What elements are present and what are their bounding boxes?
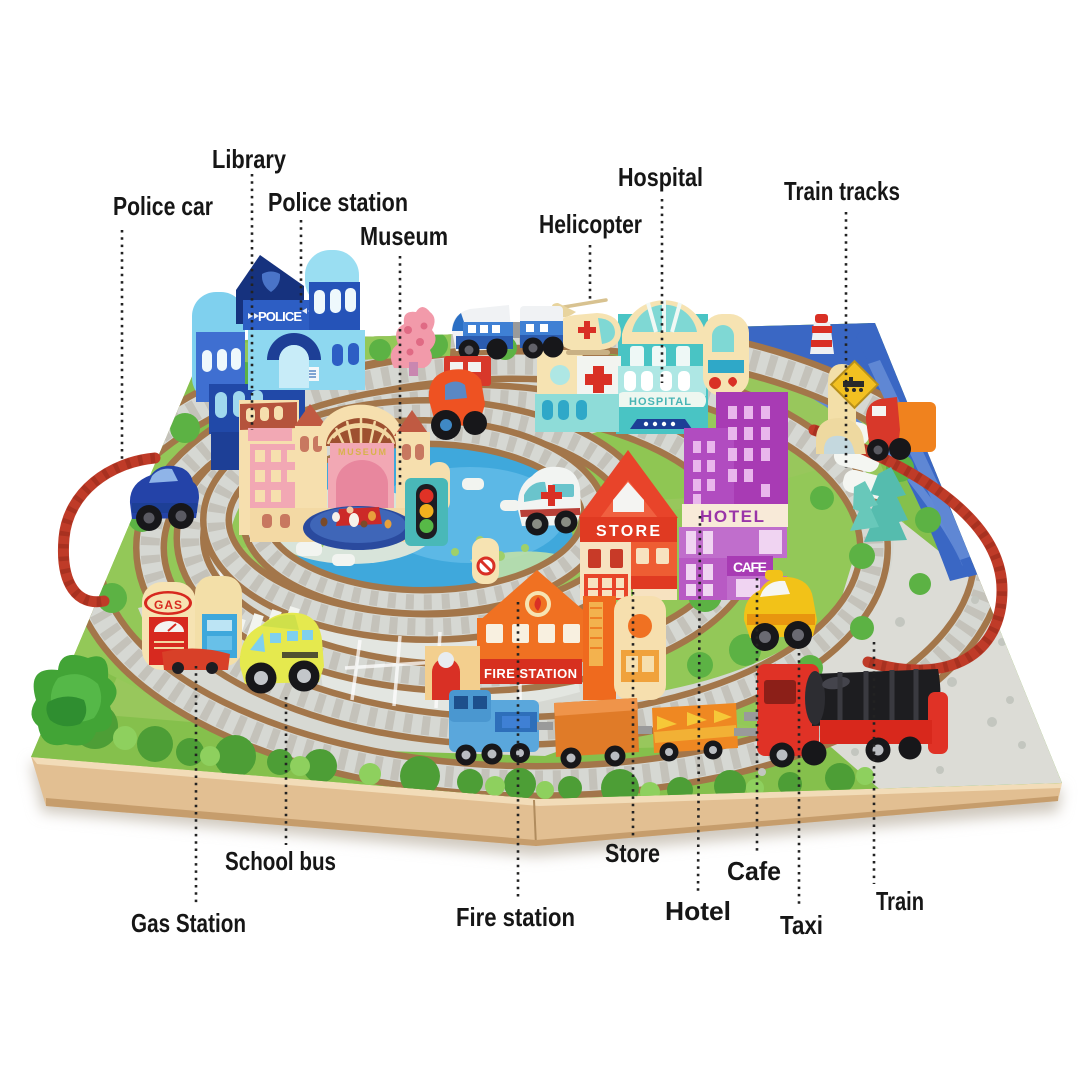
svg-text:POLICE: POLICE <box>258 309 302 324</box>
svg-text:Hotel: Hotel <box>665 896 731 926</box>
svg-text:Cafe: Cafe <box>727 856 781 886</box>
svg-text:FIRE STATION: FIRE STATION <box>484 666 577 681</box>
svg-text:HOSPITAL: HOSPITAL <box>629 396 691 408</box>
svg-text:Taxi: Taxi <box>780 910 823 940</box>
svg-text:Hospital: Hospital <box>618 162 703 192</box>
svg-text:Train: Train <box>876 886 924 916</box>
svg-text:CAFE: CAFE <box>733 559 767 575</box>
svg-text:Police station: Police station <box>268 187 408 217</box>
svg-text:Helicopter: Helicopter <box>539 209 642 239</box>
svg-text:Museum: Museum <box>360 221 448 251</box>
svg-text:HOTEL: HOTEL <box>700 507 764 526</box>
svg-text:School bus: School bus <box>225 846 336 876</box>
svg-text:STORE: STORE <box>596 523 660 540</box>
svg-text:Gas Station: Gas Station <box>131 908 246 938</box>
svg-text:Fire station: Fire station <box>456 902 575 932</box>
svg-text:Police car: Police car <box>113 191 213 221</box>
svg-text:GAS: GAS <box>154 598 182 612</box>
svg-text:Train tracks: Train tracks <box>784 176 900 206</box>
svg-text:Store: Store <box>605 838 660 868</box>
svg-text:MUSEUM: MUSEUM <box>338 447 386 457</box>
svg-text:Library: Library <box>212 144 286 174</box>
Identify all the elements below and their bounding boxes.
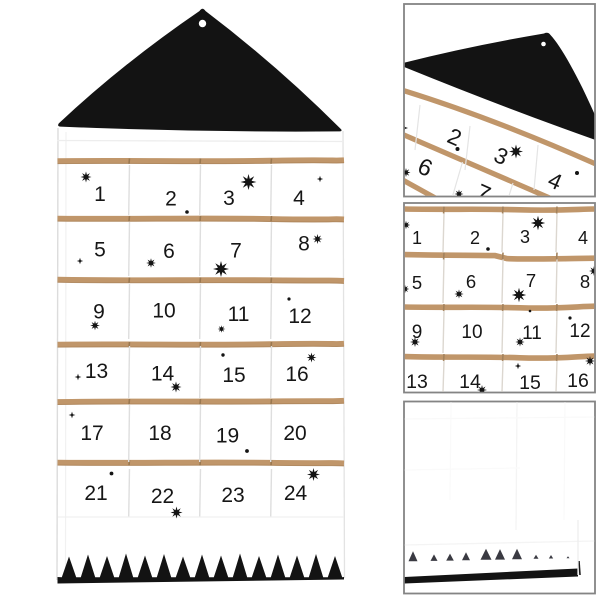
svg-text:12: 12 xyxy=(288,305,311,328)
svg-text:5: 5 xyxy=(94,239,106,262)
svg-text:2: 2 xyxy=(165,188,177,211)
svg-text:17: 17 xyxy=(80,422,103,445)
svg-text:3: 3 xyxy=(223,187,235,210)
svg-text:23: 23 xyxy=(221,484,244,507)
svg-text:13: 13 xyxy=(406,371,428,393)
svg-text:13: 13 xyxy=(85,360,108,383)
svg-text:6: 6 xyxy=(466,271,476,292)
svg-text:11: 11 xyxy=(522,323,542,344)
svg-text:15: 15 xyxy=(222,364,245,387)
svg-text:24: 24 xyxy=(284,482,308,505)
svg-text:16: 16 xyxy=(567,370,589,392)
svg-text:3: 3 xyxy=(520,227,530,247)
svg-text:14: 14 xyxy=(151,363,175,386)
svg-text:4: 4 xyxy=(578,228,588,248)
svg-text:10: 10 xyxy=(461,322,482,343)
svg-text:10: 10 xyxy=(152,300,175,323)
svg-text:8: 8 xyxy=(298,233,310,256)
svg-text:5: 5 xyxy=(412,272,422,293)
svg-text:8: 8 xyxy=(580,271,590,292)
svg-text:7: 7 xyxy=(230,240,242,263)
svg-text:1: 1 xyxy=(94,183,106,206)
svg-text:11: 11 xyxy=(228,303,250,326)
svg-text:19: 19 xyxy=(216,425,239,448)
svg-text:1: 1 xyxy=(412,228,422,248)
svg-text:15: 15 xyxy=(519,372,541,394)
svg-text:2: 2 xyxy=(470,228,480,248)
svg-text:22: 22 xyxy=(151,485,174,508)
svg-text:7: 7 xyxy=(526,270,536,291)
svg-text:20: 20 xyxy=(283,422,306,445)
svg-text:9: 9 xyxy=(93,301,105,324)
svg-text:4: 4 xyxy=(293,187,305,210)
svg-text:18: 18 xyxy=(148,422,171,445)
svg-text:6: 6 xyxy=(163,240,175,263)
svg-text:12: 12 xyxy=(569,321,590,342)
svg-text:21: 21 xyxy=(84,482,107,505)
svg-text:16: 16 xyxy=(285,363,308,386)
svg-text:14: 14 xyxy=(459,371,481,393)
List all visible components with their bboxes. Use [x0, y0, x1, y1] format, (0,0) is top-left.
—————
Count the lines in the entries above that contain the string "elements". Reply with the number only.

### The result
2